### DATASET
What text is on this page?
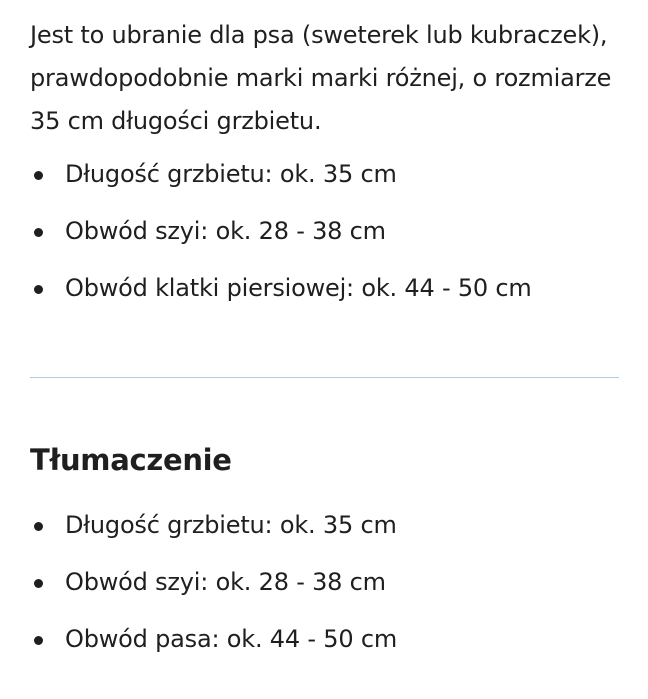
Jest to ubranie dla psa (sweterek lub kubraczek), prawdopodobnie marki marki różnej, o rozmiarze 35 cm długości grzbietu.

Długość grzbietu: ok. 35 cm
Obwód szyi: ok. 28 - 38 cm
Obwód klatki piersiowej: ok. 44 - 50 cm
Tłumaczenie
Długość grzbietu: ok. 35 cm
Obwód szyi: ok. 28 - 38 cm
Obwód pasa: ok. 44 - 50 cm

### BRIEF
Sift through the entries and copy every line with "Obwód".

### WORKED ANSWER
Obwód szyi: ok. 28 - 38 cm
Obwód klatki piersiowej: ok. 44 - 50 cm
Obwód szyi: ok. 28 - 38 cm
Obwód pasa: ok. 44 - 50 cm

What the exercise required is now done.